## PROBLEM REQUIREMENTS:
Return the listing below verbatim. Pictures do not belong in the copy.

## RAW RECORDS:
================================
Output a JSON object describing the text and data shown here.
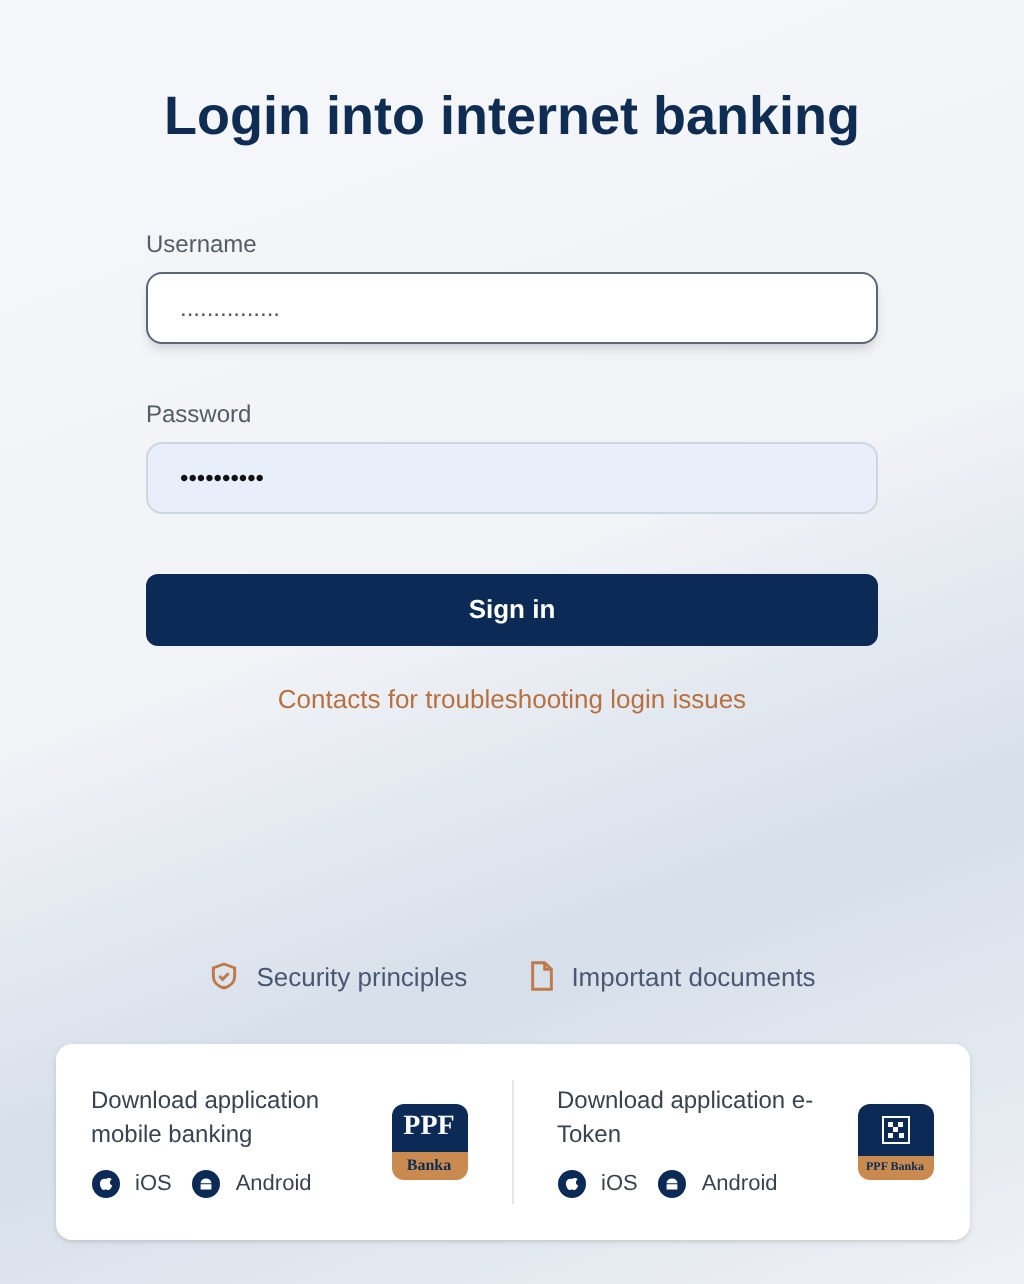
{
  "title": "Login into internet banking",
  "fields": [
    {
      "label": "Username",
      "value": "...............",
      "focused": true
    },
    {
      "label": "Password",
      "value": "••••••••••",
      "focused": false
    }
  ],
  "sign_in": "Sign in",
  "help_link": "Contacts for troubleshooting login issues",
  "links": [
    {
      "kind": "shield",
      "label": "Security principles"
    },
    {
      "kind": "document",
      "label": "Important documents"
    }
  ],
  "apps": [
    {
      "kind": "banking",
      "title": "Download application mobile banking",
      "logo_top": "PPF",
      "logo_bottom": "Banka",
      "stores": [
        "iOS",
        "Android"
      ]
    },
    {
      "kind": "token",
      "title": "Download application e-Token",
      "logo_bottom": "PPF Banka",
      "stores": [
        "iOS",
        "Android"
      ]
    }
  ]
}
================================
## WRITTEN SOLUTION:
Output a JSON object describing the text and data shown here.
{
  "title": "Login into internet banking",
  "fields": [
    {
      "label": "Username",
      "value": "...............",
      "focused": true
    },
    {
      "label": "Password",
      "value": "••••••••••",
      "focused": false
    }
  ],
  "sign_in": "Sign in",
  "help_link": "Contacts for troubleshooting login issues",
  "links": [
    {
      "kind": "shield",
      "label": "Security principles"
    },
    {
      "kind": "document",
      "label": "Important documents"
    }
  ],
  "apps": [
    {
      "kind": "banking",
      "title": "Download application mobile banking",
      "logo_top": "PPF",
      "logo_bottom": "Banka",
      "stores": [
        "iOS",
        "Android"
      ]
    },
    {
      "kind": "token",
      "title": "Download application e-Token",
      "logo_bottom": "PPF Banka",
      "stores": [
        "iOS",
        "Android"
      ]
    }
  ]
}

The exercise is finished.